Reproduce all the lines exactly as they stand, apart from the pictures.
— start of Input data —
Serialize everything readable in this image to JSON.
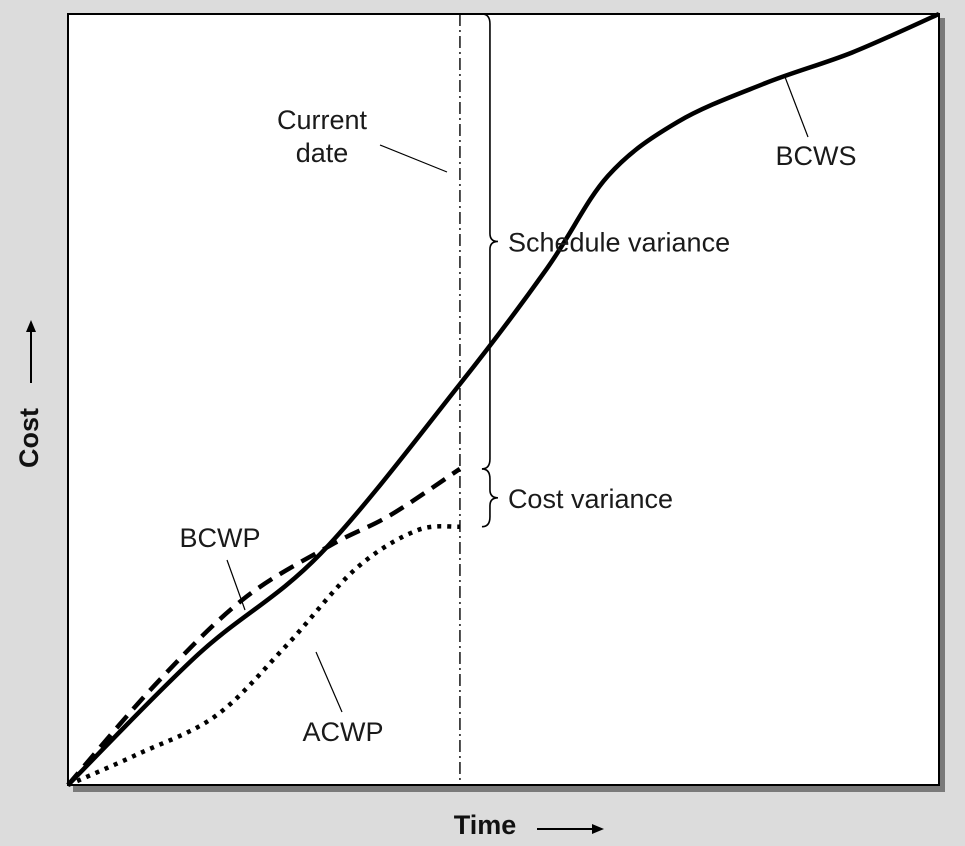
{
  "chart_data": {
    "type": "line",
    "xlabel": "Time",
    "ylabel": "Cost",
    "xlim": [
      0,
      100
    ],
    "ylim": [
      0,
      100
    ],
    "series": [
      {
        "name": "BCWS",
        "style": "solid",
        "x": [
          0,
          15,
          29,
          45,
          55,
          62,
          70,
          80,
          90,
          100
        ],
        "y": [
          0,
          17,
          30,
          52,
          67,
          79,
          86,
          91,
          95,
          100
        ]
      },
      {
        "name": "BCWP",
        "style": "dashed",
        "x": [
          0,
          10,
          20,
          30,
          37,
          45
        ],
        "y": [
          0,
          13,
          24,
          31,
          35,
          41
        ]
      },
      {
        "name": "ACWP",
        "style": "dotted",
        "x": [
          0,
          8,
          17,
          25,
          33,
          40,
          45
        ],
        "y": [
          0,
          4,
          9,
          18,
          28,
          33,
          33.5
        ]
      }
    ],
    "current_date_x": 45,
    "annotations": [
      {
        "id": "current",
        "lines": [
          "Current",
          "date"
        ]
      },
      {
        "id": "bcws",
        "lines": [
          "BCWS"
        ]
      },
      {
        "id": "bcwp",
        "lines": [
          "BCWP"
        ]
      },
      {
        "id": "acwp",
        "lines": [
          "ACWP"
        ]
      },
      {
        "id": "sv",
        "lines": [
          "Schedule variance"
        ]
      },
      {
        "id": "cv",
        "lines": [
          "Cost variance"
        ]
      }
    ],
    "grid": false,
    "legend": "none"
  }
}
— end of Input data —
Task solution:
Serialize everything readable in this image to JSON.
{
  "chart_data": {
    "type": "line",
    "xlabel": "Time",
    "ylabel": "Cost",
    "xlim": [
      0,
      100
    ],
    "ylim": [
      0,
      100
    ],
    "series": [
      {
        "name": "BCWS",
        "style": "solid",
        "x": [
          0,
          15,
          29,
          45,
          55,
          62,
          70,
          80,
          90,
          100
        ],
        "y": [
          0,
          17,
          30,
          52,
          67,
          79,
          86,
          91,
          95,
          100
        ]
      },
      {
        "name": "BCWP",
        "style": "dashed",
        "x": [
          0,
          10,
          20,
          30,
          37,
          45
        ],
        "y": [
          0,
          13,
          24,
          31,
          35,
          41
        ]
      },
      {
        "name": "ACWP",
        "style": "dotted",
        "x": [
          0,
          8,
          17,
          25,
          33,
          40,
          45
        ],
        "y": [
          0,
          4,
          9,
          18,
          28,
          33,
          33.5
        ]
      }
    ],
    "current_date_x": 45,
    "annotations": [
      {
        "id": "current",
        "lines": [
          "Current",
          "date"
        ]
      },
      {
        "id": "bcws",
        "lines": [
          "BCWS"
        ]
      },
      {
        "id": "bcwp",
        "lines": [
          "BCWP"
        ]
      },
      {
        "id": "acwp",
        "lines": [
          "ACWP"
        ]
      },
      {
        "id": "sv",
        "lines": [
          "Schedule variance"
        ]
      },
      {
        "id": "cv",
        "lines": [
          "Cost variance"
        ]
      }
    ],
    "grid": false,
    "legend": "none"
  }
}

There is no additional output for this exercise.